Can you transcribe every record below exactly as it appears?

__________

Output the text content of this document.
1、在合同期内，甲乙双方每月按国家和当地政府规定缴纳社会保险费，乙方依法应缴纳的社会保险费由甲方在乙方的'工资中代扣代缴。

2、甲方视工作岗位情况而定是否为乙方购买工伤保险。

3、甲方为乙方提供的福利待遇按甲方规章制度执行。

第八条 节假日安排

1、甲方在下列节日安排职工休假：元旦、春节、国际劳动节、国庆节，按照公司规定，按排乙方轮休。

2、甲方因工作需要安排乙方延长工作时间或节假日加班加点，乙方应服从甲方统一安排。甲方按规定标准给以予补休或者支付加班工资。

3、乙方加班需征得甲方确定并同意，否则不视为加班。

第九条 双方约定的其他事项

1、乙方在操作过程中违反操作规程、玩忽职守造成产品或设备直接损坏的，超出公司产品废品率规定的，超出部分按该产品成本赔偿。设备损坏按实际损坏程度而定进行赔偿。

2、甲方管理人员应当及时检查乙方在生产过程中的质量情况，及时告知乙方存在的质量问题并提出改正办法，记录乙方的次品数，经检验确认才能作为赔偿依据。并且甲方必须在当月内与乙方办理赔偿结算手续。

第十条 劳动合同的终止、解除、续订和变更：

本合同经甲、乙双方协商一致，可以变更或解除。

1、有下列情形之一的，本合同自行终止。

__________

— Written response —
Output the text content of this document.
1、在合同期内，甲乙双方每月按国家和当地政府规定缴纳社会保险费，乙方依法应缴纳的社会保险费由甲方在乙方的'工资中代扣代缴。

2、甲方视工作岗位情况而定是否为乙方购买工伤保险。

3、甲方为乙方提供的福利待遇按甲方规章制度执行。

第八条 节假日安排

1、甲方在下列节日安排职工休假：元旦、春节、国际劳动节、国庆节，按照公司规定，按排乙方轮休。

2、甲方因工作需要安排乙方延长工作时间或节假日加班加点，乙方应服从甲方统一安排。甲方按规定标准给以予补休或者支付加班工资。

3、乙方加班需征得甲方确定并同意，否则不视为加班。

第九条 双方约定的其他事项

1、乙方在操作过程中违反操作规程、玩忽职守造成产品或设备直接损坏的，超出公司产品废品率规定的，超出部分按该产品成本赔偿。设备损坏按实际损坏程度而定进行赔偿。

2、甲方管理人员应当及时检查乙方在生产过程中的质量情况，及时告知乙方存在的质量问题并提出改正办法，记录乙方的次品数，经检验确认才能作为赔偿依据。并且甲方必须在当月内与乙方办理赔偿结算手续。

第十条 劳动合同的终止、解除、续订和变更：

本合同经甲、乙双方协商一致，可以变更或解除。

1、有下列情形之一的，本合同自行终止。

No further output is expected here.